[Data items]
------------------------------

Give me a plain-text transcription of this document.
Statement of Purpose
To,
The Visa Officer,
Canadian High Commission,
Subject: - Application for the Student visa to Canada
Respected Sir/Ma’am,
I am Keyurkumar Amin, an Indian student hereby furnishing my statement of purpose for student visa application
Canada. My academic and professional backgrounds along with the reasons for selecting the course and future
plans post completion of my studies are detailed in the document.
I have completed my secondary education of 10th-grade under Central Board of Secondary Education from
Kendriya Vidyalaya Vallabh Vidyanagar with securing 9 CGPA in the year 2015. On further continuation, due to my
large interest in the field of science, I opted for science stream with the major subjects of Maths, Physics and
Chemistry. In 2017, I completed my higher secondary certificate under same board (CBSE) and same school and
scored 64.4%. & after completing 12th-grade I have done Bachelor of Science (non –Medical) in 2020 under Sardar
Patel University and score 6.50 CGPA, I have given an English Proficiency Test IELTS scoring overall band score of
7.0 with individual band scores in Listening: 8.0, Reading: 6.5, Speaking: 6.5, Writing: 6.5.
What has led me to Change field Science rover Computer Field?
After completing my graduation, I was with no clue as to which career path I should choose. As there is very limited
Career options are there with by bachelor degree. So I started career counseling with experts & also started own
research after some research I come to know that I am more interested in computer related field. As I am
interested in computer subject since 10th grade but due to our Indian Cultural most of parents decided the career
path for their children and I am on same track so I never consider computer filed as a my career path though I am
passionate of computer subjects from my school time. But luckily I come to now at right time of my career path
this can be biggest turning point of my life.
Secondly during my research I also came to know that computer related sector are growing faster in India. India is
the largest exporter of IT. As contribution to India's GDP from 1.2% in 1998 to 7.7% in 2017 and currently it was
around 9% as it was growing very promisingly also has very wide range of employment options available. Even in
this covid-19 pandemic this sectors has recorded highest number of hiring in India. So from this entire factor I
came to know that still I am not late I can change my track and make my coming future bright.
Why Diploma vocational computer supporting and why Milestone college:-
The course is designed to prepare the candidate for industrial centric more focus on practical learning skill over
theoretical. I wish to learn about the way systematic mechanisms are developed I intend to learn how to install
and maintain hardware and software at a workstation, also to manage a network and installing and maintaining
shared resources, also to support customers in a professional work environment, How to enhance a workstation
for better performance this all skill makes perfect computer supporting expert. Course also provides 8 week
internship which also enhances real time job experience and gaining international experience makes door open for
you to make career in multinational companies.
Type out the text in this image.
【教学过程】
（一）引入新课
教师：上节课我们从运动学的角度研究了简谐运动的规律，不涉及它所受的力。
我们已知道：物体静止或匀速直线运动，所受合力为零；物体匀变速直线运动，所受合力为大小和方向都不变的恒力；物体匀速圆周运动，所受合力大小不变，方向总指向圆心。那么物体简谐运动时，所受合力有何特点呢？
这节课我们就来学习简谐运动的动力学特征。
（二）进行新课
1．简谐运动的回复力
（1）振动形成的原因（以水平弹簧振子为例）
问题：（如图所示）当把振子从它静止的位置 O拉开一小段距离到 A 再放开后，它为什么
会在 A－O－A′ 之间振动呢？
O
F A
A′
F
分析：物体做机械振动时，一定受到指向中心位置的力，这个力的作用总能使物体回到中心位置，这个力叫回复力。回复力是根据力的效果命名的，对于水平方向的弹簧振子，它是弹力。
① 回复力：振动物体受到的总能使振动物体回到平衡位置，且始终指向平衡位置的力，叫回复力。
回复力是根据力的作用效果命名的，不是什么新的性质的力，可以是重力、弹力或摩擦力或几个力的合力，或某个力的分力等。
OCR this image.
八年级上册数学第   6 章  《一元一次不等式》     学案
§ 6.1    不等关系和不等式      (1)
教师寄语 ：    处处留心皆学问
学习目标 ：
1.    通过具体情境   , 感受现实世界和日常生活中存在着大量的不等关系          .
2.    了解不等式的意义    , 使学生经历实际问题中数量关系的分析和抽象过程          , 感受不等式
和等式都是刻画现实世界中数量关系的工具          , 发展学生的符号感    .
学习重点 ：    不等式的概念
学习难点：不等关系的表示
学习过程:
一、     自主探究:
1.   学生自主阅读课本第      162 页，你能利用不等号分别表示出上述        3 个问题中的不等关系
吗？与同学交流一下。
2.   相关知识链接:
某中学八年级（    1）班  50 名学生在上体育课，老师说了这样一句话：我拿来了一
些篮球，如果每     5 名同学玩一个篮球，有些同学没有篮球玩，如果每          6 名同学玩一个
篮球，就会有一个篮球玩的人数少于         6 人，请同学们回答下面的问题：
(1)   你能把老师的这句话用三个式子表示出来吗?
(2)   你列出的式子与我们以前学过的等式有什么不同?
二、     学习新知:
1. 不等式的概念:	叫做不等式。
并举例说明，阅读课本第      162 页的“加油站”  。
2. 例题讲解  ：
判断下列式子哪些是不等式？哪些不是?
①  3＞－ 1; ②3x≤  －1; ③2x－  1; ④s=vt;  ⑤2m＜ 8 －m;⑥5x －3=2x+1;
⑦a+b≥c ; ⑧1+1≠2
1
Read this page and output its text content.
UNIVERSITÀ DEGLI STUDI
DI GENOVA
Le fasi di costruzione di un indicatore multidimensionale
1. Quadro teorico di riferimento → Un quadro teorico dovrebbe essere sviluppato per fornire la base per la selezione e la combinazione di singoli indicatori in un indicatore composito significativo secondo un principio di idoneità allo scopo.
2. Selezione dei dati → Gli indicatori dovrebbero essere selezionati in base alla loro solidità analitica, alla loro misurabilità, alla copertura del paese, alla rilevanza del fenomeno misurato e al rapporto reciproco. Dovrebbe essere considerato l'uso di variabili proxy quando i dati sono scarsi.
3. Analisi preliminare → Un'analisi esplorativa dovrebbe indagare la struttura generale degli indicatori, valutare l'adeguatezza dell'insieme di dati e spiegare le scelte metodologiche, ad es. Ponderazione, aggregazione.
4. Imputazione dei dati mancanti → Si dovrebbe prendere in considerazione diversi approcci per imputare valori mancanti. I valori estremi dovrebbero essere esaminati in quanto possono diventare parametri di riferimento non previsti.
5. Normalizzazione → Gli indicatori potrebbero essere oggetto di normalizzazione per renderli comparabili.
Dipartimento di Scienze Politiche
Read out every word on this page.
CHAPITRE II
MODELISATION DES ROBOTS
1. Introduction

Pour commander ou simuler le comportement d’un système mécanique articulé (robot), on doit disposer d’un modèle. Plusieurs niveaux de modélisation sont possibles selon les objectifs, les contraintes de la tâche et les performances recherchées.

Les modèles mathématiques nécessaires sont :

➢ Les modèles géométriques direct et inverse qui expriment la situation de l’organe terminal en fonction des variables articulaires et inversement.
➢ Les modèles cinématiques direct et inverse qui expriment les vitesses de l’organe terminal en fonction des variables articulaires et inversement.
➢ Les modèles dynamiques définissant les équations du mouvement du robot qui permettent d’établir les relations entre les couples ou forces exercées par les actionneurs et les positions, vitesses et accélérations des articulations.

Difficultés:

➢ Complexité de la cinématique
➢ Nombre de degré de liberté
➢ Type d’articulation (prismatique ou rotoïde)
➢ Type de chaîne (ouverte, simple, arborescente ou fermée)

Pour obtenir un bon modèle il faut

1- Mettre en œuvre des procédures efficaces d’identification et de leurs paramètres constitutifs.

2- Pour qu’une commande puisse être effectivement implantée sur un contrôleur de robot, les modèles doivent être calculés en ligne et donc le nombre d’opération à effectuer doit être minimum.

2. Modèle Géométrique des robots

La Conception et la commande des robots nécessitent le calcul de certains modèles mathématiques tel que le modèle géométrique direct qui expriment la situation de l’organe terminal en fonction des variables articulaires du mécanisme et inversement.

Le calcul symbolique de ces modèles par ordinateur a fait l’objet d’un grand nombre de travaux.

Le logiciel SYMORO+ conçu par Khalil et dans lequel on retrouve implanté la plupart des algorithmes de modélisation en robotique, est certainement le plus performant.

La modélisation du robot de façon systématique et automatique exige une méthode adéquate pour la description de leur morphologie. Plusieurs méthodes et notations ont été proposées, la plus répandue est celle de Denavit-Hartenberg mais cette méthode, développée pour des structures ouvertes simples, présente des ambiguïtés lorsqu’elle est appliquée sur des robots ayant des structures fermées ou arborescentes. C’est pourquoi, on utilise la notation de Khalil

------------------------------

**Work to do**. Copy each line of the listing in which the word "options" can be found.

**Solution to the exercise**.
Career options are there with by bachelor degree. So I started career counseling with experts & also started own
around 9% as it was growing very promisingly also has very wide range of employment options available. Even in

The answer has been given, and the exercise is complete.